### [DATA SUPPLIED]

§ §

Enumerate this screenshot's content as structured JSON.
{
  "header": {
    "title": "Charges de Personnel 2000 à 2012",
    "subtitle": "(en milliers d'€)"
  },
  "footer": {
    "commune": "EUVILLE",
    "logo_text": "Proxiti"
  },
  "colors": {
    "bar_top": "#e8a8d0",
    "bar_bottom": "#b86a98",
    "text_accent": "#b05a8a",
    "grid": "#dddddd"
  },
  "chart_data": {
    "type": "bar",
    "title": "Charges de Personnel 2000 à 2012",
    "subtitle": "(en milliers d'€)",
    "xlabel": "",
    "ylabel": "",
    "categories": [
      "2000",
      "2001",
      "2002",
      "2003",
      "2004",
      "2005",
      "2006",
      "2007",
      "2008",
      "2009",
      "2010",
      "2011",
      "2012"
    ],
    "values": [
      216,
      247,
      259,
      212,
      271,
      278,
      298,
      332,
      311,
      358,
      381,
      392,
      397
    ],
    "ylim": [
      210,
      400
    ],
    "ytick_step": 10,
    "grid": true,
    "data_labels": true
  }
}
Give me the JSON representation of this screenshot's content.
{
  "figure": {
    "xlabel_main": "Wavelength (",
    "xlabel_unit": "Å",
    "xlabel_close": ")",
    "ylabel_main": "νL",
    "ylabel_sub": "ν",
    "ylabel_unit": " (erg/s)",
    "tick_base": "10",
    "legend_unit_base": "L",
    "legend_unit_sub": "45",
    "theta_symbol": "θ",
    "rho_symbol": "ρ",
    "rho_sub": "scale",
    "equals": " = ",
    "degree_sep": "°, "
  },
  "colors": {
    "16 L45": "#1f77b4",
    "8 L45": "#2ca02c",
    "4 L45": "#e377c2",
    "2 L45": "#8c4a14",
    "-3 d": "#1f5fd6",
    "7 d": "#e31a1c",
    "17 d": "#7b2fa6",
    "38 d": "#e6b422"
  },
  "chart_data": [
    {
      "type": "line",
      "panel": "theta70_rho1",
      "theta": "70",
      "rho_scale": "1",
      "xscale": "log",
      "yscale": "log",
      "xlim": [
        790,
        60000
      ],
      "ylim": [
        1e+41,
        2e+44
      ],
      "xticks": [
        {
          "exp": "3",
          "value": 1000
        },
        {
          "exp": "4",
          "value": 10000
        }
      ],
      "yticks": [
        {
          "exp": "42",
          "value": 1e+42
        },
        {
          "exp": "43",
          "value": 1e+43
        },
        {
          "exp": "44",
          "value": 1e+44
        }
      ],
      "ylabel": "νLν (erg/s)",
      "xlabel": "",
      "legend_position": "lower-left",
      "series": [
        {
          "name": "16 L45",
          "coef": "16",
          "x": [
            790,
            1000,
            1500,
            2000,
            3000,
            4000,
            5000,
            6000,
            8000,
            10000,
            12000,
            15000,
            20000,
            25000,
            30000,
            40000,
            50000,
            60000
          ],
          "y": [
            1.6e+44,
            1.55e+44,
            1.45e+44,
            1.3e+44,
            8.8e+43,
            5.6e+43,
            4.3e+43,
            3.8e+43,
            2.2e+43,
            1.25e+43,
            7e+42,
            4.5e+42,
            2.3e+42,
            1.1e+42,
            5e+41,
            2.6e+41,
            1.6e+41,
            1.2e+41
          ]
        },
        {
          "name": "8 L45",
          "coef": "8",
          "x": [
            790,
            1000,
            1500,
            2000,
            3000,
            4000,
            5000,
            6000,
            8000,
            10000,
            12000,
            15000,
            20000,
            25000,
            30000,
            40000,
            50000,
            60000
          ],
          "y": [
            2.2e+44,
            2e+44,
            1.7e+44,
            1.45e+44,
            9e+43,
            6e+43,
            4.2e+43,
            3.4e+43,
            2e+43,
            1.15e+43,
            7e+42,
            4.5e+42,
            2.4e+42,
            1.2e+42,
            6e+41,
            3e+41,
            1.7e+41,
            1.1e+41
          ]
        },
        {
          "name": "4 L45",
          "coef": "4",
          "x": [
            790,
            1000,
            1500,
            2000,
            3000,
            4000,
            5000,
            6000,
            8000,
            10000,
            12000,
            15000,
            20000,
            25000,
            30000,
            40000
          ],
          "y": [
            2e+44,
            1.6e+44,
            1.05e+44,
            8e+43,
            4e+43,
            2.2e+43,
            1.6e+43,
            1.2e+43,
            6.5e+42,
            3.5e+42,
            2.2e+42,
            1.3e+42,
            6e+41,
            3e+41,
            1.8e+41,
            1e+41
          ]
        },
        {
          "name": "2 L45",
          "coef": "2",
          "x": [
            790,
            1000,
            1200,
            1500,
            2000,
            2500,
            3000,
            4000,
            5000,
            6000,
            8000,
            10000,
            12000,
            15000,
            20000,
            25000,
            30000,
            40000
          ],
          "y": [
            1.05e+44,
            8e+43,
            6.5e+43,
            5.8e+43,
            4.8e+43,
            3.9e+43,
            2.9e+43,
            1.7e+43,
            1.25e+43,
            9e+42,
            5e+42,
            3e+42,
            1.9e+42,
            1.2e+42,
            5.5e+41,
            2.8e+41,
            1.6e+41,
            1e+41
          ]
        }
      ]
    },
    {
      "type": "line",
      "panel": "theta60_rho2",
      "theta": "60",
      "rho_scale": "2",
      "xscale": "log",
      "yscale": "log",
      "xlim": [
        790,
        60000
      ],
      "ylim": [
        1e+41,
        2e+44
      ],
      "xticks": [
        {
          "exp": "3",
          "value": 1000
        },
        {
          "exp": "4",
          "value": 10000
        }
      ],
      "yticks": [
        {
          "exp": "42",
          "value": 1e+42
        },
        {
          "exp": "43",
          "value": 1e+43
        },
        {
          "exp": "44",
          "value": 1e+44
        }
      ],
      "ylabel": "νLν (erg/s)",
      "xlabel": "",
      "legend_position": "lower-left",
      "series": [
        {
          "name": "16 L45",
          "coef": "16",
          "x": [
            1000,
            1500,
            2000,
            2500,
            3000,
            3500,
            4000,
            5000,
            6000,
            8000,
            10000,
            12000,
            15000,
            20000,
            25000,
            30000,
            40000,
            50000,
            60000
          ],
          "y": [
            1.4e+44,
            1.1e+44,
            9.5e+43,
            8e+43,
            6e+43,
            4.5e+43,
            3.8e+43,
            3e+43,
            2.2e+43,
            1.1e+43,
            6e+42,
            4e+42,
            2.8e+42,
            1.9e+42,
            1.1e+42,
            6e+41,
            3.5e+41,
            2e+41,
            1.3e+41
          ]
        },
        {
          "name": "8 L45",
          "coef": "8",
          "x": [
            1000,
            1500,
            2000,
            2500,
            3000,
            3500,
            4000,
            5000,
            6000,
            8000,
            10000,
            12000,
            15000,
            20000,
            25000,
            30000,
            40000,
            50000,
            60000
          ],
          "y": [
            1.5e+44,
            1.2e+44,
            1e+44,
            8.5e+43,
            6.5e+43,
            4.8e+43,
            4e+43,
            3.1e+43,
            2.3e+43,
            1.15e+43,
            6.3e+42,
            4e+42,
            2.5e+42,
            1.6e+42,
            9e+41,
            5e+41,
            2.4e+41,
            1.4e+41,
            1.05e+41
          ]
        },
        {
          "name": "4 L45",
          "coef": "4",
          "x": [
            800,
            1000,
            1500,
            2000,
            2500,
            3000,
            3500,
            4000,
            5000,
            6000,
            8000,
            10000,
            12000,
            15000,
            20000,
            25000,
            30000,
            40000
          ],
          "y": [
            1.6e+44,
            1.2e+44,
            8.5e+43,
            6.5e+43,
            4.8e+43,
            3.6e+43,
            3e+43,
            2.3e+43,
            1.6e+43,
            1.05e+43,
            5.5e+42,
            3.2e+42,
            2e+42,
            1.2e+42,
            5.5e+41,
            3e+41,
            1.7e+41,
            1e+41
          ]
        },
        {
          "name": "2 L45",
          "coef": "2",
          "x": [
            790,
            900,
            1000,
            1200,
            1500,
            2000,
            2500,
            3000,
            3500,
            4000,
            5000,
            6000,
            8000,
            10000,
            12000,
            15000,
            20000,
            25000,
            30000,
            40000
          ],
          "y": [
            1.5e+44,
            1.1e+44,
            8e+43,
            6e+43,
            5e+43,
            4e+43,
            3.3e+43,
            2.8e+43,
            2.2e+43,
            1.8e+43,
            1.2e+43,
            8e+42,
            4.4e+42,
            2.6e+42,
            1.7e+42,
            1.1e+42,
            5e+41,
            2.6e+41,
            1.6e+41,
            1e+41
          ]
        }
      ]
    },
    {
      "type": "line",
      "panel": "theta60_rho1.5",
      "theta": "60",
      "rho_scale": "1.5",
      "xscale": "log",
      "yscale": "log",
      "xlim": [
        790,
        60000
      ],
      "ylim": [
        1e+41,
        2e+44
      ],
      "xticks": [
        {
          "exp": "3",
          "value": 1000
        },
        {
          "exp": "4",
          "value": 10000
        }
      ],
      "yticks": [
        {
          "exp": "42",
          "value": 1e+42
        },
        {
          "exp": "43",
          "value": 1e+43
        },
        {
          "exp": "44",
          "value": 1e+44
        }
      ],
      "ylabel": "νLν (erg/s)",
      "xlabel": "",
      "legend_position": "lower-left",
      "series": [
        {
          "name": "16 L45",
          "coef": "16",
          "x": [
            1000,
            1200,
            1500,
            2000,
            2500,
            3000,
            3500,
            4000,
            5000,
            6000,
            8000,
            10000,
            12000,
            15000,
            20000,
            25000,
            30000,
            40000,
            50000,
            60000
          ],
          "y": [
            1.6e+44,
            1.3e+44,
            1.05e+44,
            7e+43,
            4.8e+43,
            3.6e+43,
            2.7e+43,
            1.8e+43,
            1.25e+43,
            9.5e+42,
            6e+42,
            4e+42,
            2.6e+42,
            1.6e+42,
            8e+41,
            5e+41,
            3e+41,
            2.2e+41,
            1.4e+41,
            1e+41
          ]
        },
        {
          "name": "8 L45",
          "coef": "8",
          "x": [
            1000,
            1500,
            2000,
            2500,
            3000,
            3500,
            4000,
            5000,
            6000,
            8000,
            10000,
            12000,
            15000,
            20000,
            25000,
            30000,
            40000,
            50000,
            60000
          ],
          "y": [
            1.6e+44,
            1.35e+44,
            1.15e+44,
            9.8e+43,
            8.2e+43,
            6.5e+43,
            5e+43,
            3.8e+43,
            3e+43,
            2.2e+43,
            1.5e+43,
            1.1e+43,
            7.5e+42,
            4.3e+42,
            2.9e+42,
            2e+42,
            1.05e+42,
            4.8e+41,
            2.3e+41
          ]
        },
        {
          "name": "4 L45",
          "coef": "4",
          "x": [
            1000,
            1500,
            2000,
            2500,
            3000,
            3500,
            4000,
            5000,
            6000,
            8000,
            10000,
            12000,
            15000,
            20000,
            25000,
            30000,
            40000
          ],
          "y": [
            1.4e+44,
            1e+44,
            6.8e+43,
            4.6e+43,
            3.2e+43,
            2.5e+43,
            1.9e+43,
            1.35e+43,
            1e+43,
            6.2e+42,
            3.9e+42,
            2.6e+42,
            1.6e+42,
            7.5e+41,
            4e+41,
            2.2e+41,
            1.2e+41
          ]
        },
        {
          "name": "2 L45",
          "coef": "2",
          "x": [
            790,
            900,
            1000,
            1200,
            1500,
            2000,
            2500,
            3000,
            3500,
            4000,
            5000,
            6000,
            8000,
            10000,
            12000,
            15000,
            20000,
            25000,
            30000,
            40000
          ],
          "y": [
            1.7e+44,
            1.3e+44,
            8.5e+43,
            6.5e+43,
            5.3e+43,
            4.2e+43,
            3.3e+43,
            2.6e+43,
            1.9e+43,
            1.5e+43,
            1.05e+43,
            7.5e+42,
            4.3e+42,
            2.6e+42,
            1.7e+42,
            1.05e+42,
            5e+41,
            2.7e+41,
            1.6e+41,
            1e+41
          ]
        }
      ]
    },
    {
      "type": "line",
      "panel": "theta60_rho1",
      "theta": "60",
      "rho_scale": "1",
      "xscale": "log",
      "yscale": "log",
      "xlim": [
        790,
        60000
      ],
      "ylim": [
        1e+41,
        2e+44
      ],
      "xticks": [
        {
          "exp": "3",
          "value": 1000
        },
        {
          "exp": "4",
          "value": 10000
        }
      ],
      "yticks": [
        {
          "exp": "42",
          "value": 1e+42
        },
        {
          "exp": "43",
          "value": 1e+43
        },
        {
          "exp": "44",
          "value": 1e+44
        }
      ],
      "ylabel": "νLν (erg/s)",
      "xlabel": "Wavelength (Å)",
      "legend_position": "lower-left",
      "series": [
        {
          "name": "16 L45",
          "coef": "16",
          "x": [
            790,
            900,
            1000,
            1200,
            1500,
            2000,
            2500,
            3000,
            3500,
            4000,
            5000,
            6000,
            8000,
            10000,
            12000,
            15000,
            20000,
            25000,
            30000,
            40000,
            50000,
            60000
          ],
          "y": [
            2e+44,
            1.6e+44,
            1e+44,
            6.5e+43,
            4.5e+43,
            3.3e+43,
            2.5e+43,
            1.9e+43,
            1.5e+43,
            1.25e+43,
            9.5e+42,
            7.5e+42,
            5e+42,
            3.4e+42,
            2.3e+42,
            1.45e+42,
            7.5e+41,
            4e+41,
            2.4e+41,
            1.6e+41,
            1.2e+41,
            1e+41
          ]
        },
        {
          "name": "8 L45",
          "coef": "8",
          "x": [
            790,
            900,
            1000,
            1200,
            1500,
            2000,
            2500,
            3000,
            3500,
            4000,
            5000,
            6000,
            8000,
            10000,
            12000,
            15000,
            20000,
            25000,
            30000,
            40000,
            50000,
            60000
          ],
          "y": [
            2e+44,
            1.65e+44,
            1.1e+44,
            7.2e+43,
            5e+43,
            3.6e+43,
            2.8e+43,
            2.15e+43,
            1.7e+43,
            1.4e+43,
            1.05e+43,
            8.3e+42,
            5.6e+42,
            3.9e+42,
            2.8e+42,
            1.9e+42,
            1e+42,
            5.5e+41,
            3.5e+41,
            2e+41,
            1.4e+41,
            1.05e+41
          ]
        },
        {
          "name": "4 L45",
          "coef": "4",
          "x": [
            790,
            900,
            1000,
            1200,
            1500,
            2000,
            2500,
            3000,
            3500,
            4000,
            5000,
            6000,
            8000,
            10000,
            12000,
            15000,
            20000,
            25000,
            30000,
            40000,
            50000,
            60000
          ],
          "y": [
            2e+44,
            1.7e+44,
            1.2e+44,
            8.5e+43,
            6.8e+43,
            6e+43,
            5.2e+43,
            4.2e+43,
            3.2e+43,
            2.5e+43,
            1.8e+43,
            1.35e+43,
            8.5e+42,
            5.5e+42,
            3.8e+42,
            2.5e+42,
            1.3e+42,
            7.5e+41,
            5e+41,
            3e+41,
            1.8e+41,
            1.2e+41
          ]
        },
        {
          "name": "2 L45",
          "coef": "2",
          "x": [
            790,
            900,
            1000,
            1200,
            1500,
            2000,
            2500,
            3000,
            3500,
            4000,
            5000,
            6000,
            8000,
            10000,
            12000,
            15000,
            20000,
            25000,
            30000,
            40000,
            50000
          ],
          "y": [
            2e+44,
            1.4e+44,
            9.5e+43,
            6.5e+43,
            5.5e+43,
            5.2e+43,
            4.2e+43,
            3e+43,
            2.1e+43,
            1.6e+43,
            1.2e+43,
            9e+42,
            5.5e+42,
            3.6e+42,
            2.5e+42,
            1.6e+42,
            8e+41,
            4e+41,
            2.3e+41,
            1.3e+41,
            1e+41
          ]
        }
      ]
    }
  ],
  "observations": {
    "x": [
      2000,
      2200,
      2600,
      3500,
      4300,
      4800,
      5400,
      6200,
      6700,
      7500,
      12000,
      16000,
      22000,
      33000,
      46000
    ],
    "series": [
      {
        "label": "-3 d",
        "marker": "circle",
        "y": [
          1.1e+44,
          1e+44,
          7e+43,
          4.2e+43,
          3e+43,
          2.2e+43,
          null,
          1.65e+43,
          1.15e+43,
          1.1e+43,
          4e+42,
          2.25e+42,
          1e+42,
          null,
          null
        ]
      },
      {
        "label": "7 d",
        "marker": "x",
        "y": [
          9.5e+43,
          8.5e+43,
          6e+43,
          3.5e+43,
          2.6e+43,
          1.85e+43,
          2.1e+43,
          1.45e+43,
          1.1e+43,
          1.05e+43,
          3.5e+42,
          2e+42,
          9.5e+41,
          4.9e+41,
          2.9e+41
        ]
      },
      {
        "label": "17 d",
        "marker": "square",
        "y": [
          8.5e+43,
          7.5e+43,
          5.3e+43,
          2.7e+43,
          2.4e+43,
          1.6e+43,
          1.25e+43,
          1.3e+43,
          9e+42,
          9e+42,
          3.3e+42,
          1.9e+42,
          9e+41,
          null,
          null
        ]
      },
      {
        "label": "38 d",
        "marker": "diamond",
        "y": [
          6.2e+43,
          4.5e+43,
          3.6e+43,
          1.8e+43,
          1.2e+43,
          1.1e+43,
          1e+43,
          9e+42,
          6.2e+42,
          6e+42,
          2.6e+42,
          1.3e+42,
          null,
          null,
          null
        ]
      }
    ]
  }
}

§ §

Collect every line from the records above that contains the word "Wavelength".

    "xlabel_main": "Wavelength (",
      "xlabel": "Wavelength (Å)",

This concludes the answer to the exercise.